## Start Materials provided
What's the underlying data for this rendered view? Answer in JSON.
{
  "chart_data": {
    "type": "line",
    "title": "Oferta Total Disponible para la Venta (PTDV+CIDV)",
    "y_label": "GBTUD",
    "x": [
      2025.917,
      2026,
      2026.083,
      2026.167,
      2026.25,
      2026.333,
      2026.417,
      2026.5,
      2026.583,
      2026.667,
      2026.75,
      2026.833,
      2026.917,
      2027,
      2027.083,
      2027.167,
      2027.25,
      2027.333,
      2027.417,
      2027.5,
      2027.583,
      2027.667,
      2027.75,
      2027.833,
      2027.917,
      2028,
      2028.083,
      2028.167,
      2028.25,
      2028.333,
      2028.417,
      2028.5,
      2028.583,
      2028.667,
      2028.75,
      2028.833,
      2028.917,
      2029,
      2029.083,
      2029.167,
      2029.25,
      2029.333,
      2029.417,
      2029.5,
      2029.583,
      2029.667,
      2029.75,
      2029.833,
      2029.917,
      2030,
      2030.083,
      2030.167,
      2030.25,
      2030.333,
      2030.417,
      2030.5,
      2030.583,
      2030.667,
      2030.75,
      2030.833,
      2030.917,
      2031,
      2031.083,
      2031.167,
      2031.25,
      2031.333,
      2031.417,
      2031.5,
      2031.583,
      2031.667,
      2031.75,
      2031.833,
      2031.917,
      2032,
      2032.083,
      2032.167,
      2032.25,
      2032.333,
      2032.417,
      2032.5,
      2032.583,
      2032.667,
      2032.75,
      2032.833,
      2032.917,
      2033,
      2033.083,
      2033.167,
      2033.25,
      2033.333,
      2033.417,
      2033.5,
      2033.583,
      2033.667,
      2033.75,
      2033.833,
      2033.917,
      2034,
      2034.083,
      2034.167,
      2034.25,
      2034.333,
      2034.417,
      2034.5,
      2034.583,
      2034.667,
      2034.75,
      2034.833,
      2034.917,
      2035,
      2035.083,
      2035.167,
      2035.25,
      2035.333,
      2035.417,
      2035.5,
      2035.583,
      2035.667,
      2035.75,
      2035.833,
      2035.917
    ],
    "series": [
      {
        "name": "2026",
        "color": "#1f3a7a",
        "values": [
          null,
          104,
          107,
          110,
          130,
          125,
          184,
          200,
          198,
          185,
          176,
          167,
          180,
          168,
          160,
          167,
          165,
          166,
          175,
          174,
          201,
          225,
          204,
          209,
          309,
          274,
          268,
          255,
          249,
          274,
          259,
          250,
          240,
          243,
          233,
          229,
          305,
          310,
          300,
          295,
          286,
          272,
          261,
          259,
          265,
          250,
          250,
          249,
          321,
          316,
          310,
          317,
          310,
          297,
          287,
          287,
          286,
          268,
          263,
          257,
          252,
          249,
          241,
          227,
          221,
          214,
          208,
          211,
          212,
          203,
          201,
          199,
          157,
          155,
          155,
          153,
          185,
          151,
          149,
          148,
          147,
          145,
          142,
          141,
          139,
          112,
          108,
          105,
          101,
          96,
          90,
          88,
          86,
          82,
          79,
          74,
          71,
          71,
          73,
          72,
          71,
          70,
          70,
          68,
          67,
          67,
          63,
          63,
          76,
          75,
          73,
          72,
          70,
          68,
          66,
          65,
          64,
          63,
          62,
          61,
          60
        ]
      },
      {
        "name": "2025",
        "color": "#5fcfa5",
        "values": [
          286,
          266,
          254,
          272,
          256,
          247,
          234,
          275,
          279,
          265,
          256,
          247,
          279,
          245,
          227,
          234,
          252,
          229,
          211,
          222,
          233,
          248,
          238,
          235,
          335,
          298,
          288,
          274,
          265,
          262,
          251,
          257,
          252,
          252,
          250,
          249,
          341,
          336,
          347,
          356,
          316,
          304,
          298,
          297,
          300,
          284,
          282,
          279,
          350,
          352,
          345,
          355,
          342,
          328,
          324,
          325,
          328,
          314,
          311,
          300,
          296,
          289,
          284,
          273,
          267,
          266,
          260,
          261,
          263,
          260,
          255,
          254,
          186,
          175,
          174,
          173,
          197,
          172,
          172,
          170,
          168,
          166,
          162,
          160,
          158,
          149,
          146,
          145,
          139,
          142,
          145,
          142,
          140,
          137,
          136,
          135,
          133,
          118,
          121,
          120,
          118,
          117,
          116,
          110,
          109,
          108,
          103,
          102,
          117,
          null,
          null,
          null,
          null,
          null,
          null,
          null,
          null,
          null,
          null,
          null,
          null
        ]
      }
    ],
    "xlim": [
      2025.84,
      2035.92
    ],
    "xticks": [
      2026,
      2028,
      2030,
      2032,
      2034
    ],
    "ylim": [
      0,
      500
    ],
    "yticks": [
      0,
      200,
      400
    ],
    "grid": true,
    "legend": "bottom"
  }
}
## End Materials provided
» Problem to solve: Return every record above exactly as it appears.

» Task solution:
What's the underlying data for this rendered view? Answer in JSON.
{
  "chart_data": {
    "type": "line",
    "title": "Oferta Total Disponible para la Venta (PTDV+CIDV)",
    "y_label": "GBTUD",
    "x": [
      2025.917,
      2026,
      2026.083,
      2026.167,
      2026.25,
      2026.333,
      2026.417,
      2026.5,
      2026.583,
      2026.667,
      2026.75,
      2026.833,
      2026.917,
      2027,
      2027.083,
      2027.167,
      2027.25,
      2027.333,
      2027.417,
      2027.5,
      2027.583,
      2027.667,
      2027.75,
      2027.833,
      2027.917,
      2028,
      2028.083,
      2028.167,
      2028.25,
      2028.333,
      2028.417,
      2028.5,
      2028.583,
      2028.667,
      2028.75,
      2028.833,
      2028.917,
      2029,
      2029.083,
      2029.167,
      2029.25,
      2029.333,
      2029.417,
      2029.5,
      2029.583,
      2029.667,
      2029.75,
      2029.833,
      2029.917,
      2030,
      2030.083,
      2030.167,
      2030.25,
      2030.333,
      2030.417,
      2030.5,
      2030.583,
      2030.667,
      2030.75,
      2030.833,
      2030.917,
      2031,
      2031.083,
      2031.167,
      2031.25,
      2031.333,
      2031.417,
      2031.5,
      2031.583,
      2031.667,
      2031.75,
      2031.833,
      2031.917,
      2032,
      2032.083,
      2032.167,
      2032.25,
      2032.333,
      2032.417,
      2032.5,
      2032.583,
      2032.667,
      2032.75,
      2032.833,
      2032.917,
      2033,
      2033.083,
      2033.167,
      2033.25,
      2033.333,
      2033.417,
      2033.5,
      2033.583,
      2033.667,
      2033.75,
      2033.833,
      2033.917,
      2034,
      2034.083,
      2034.167,
      2034.25,
      2034.333,
      2034.417,
      2034.5,
      2034.583,
      2034.667,
      2034.75,
      2034.833,
      2034.917,
      2035,
      2035.083,
      2035.167,
      2035.25,
      2035.333,
      2035.417,
      2035.5,
      2035.583,
      2035.667,
      2035.75,
      2035.833,
      2035.917
    ],
    "series": [
      {
        "name": "2026",
        "color": "#1f3a7a",
        "values": [
          null,
          104,
          107,
          110,
          130,
          125,
          184,
          200,
          198,
          185,
          176,
          167,
          180,
          168,
          160,
          167,
          165,
          166,
          175,
          174,
          201,
          225,
          204,
          209,
          309,
          274,
          268,
          255,
          249,
          274,
          259,
          250,
          240,
          243,
          233,
          229,
          305,
          310,
          300,
          295,
          286,
          272,
          261,
          259,
          265,
          250,
          250,
          249,
          321,
          316,
          310,
          317,
          310,
          297,
          287,
          287,
          286,
          268,
          263,
          257,
          252,
          249,
          241,
          227,
          221,
          214,
          208,
          211,
          212,
          203,
          201,
          199,
          157,
          155,
          155,
          153,
          185,
          151,
          149,
          148,
          147,
          145,
          142,
          141,
          139,
          112,
          108,
          105,
          101,
          96,
          90,
          88,
          86,
          82,
          79,
          74,
          71,
          71,
          73,
          72,
          71,
          70,
          70,
          68,
          67,
          67,
          63,
          63,
          76,
          75,
          73,
          72,
          70,
          68,
          66,
          65,
          64,
          63,
          62,
          61,
          60
        ]
      },
      {
        "name": "2025",
        "color": "#5fcfa5",
        "values": [
          286,
          266,
          254,
          272,
          256,
          247,
          234,
          275,
          279,
          265,
          256,
          247,
          279,
          245,
          227,
          234,
          252,
          229,
          211,
          222,
          233,
          248,
          238,
          235,
          335,
          298,
          288,
          274,
          265,
          262,
          251,
          257,
          252,
          252,
          250,
          249,
          341,
          336,
          347,
          356,
          316,
          304,
          298,
          297,
          300,
          284,
          282,
          279,
          350,
          352,
          345,
          355,
          342,
          328,
          324,
          325,
          328,
          314,
          311,
          300,
          296,
          289,
          284,
          273,
          267,
          266,
          260,
          261,
          263,
          260,
          255,
          254,
          186,
          175,
          174,
          173,
          197,
          172,
          172,
          170,
          168,
          166,
          162,
          160,
          158,
          149,
          146,
          145,
          139,
          142,
          145,
          142,
          140,
          137,
          136,
          135,
          133,
          118,
          121,
          120,
          118,
          117,
          116,
          110,
          109,
          108,
          103,
          102,
          117,
          null,
          null,
          null,
          null,
          null,
          null,
          null,
          null,
          null,
          null,
          null,
          null
        ]
      }
    ],
    "xlim": [
      2025.84,
      2035.92
    ],
    "xticks": [
      2026,
      2028,
      2030,
      2032,
      2034
    ],
    "ylim": [
      0,
      500
    ],
    "yticks": [
      0,
      200,
      400
    ],
    "grid": true,
    "legend": "bottom"
  }
}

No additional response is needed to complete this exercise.